:: Given problem ::
Give the number of lines below that contain the word "grid", and nothing else.

Dataset excerpt:

^^^^^^^^

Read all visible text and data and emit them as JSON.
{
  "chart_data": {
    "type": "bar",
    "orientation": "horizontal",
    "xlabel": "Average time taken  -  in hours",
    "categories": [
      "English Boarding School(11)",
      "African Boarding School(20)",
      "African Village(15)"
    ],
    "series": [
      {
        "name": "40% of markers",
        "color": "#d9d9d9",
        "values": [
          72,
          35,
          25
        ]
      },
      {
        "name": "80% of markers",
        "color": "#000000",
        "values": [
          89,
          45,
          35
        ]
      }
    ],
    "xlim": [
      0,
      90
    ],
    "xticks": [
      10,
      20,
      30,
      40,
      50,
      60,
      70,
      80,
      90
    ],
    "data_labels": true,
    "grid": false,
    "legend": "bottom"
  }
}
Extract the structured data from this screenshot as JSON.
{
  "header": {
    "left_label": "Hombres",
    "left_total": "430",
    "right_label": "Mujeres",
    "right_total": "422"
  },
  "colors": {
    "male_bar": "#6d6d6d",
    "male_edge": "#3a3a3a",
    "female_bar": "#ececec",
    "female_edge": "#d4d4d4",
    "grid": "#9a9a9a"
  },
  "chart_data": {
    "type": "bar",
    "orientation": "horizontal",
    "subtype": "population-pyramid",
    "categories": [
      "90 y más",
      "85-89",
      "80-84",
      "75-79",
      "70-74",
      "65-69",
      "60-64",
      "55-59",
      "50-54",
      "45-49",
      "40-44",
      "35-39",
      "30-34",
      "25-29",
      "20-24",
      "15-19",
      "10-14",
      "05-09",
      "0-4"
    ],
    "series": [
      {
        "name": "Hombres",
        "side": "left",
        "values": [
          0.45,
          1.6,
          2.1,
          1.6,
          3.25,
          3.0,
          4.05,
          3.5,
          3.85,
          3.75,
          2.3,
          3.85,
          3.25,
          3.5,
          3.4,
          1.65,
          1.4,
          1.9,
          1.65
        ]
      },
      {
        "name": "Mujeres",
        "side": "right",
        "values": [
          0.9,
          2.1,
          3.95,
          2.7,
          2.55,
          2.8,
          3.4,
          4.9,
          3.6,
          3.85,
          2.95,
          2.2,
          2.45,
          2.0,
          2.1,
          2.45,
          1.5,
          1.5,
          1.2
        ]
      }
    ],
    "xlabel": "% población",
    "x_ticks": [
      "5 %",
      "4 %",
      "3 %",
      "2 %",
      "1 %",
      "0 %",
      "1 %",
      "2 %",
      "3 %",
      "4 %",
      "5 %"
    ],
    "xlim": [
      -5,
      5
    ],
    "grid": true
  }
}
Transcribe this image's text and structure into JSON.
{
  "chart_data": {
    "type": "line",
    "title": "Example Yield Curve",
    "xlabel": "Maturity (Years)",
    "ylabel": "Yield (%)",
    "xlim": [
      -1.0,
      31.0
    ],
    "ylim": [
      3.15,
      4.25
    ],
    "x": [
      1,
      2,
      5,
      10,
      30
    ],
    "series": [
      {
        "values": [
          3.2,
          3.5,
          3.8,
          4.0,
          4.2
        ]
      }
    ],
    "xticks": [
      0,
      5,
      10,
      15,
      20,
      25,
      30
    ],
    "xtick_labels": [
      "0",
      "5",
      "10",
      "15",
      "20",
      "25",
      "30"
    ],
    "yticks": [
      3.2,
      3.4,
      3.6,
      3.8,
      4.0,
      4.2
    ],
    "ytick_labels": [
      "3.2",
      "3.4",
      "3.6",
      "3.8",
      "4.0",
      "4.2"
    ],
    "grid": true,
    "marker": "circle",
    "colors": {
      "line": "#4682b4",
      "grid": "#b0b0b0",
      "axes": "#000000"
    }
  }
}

^^^^^^^^

:: Solution for this problem ::
5